Could you set down only the lines from the one including "Decode this image" to the end of the records below, inclusive and exact, leaving pictures out?

--------------------------------------------------

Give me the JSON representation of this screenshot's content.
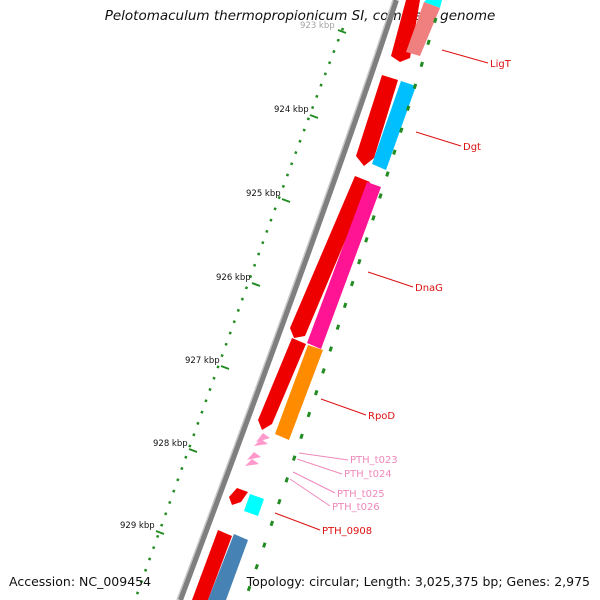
{
  "title": "Pelotomaculum thermopropionicum SI, complete genome",
  "footer": {
    "accession": "Accession: NC_009454",
    "topology": "Topology: circular; Length: 3,025,375 bp; Genes: 2,975"
  },
  "ticks": [
    {
      "label": "923 kbp"
    },
    {
      "label": "924 kbp"
    },
    {
      "label": "925 kbp"
    },
    {
      "label": "926 kbp"
    },
    {
      "label": "927 kbp"
    },
    {
      "label": "928 kbp"
    },
    {
      "label": "929 kbp"
    }
  ],
  "gene_labels": [
    {
      "text": "LigT",
      "color": "#dd1111"
    },
    {
      "text": "Dgt",
      "color": "#dd1111"
    },
    {
      "text": "DnaG",
      "color": "#dd1111"
    },
    {
      "text": "RpoD",
      "color": "#dd1111"
    },
    {
      "text": "PTH_t023",
      "color": "#ee88bb"
    },
    {
      "text": "PTH_t024",
      "color": "#ee88bb"
    },
    {
      "text": "PTH_t025",
      "color": "#ee88bb"
    },
    {
      "text": "PTH_t026",
      "color": "#ee88bb"
    },
    {
      "text": "PTH_0908",
      "color": "#dd1111"
    }
  ],
  "colors": {
    "backbone": "#7f7f7f",
    "forward_cds": "#ee0000",
    "ligt": "#f08080",
    "dgt": "#00bfff",
    "dnag": "#ff1493",
    "rpod": "#ff8c00",
    "trna": "#ff99cc",
    "cyan": "#00ffff",
    "steelblue": "#4682b4",
    "gc_ticks": "#228b22"
  }
}
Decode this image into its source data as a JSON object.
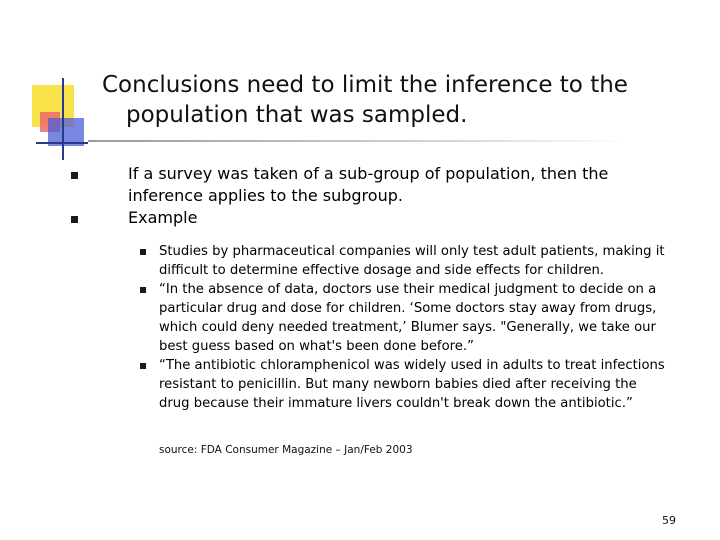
{
  "slide": {
    "title_line1": "Conclusions need to limit the inference to the",
    "title_line2": "population that was sampled.",
    "bullets": [
      {
        "lines": [
          "If a survey was taken of a sub-group of population, then the",
          "inference applies to the subgroup."
        ]
      },
      {
        "lines": [
          "Example"
        ]
      }
    ],
    "sub_bullets": [
      {
        "lines": [
          "Studies by pharmaceutical companies will only test adult patients, making it",
          "difficult to determine effective dosage and side effects for children."
        ]
      },
      {
        "lines": [
          "“In the absence of data, doctors use their medical judgment to decide on a",
          "particular drug and dose for children. ‘Some doctors stay away from drugs,",
          "which could deny needed treatment,’ Blumer says. \"Generally, we take our",
          "best guess based on what's been done before.”"
        ]
      },
      {
        "lines": [
          "“The antibiotic chloramphenicol was widely used in adults to treat infections",
          "resistant to penicillin. But many newborn babies died after receiving the",
          "drug because their immature livers couldn't break down the antibiotic.”"
        ]
      }
    ],
    "source": "source: FDA Consumer Magazine – Jan/Feb 2003",
    "page_number": "59"
  },
  "colors": {
    "logo_yellow": "#f8e24a",
    "logo_red": "#f06868",
    "logo_blue": "#4d5ed6",
    "rule_gray": "#9a9a9a"
  }
}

--------------------------------------------------

*ANSWER TO THIS PROBLEM*.
Decode this image into its source data as a JSON object.
{
  "slide": {
    "title_line1": "Conclusions need to limit the inference to the",
    "title_line2": "population that was sampled.",
    "bullets": [
      {
        "lines": [
          "If a survey was taken of a sub-group of population, then the",
          "inference applies to the subgroup."
        ]
      },
      {
        "lines": [
          "Example"
        ]
      }
    ],
    "sub_bullets": [
      {
        "lines": [
          "Studies by pharmaceutical companies will only test adult patients, making it",
          "difficult to determine effective dosage and side effects for children."
        ]
      },
      {
        "lines": [
          "“In the absence of data, doctors use their medical judgment to decide on a",
          "particular drug and dose for children. ‘Some doctors stay away from drugs,",
          "which could deny needed treatment,’ Blumer says. \"Generally, we take our",
          "best guess based on what's been done before.”"
        ]
      },
      {
        "lines": [
          "“The antibiotic chloramphenicol was widely used in adults to treat infections",
          "resistant to penicillin. But many newborn babies died after receiving the",
          "drug because their immature livers couldn't break down the antibiotic.”"
        ]
      }
    ],
    "source": "source: FDA Consumer Magazine – Jan/Feb 2003",
    "page_number": "59"
  },
  "colors": {
    "logo_yellow": "#f8e24a",
    "logo_red": "#f06868",
    "logo_blue": "#4d5ed6",
    "rule_gray": "#9a9a9a"
  }
}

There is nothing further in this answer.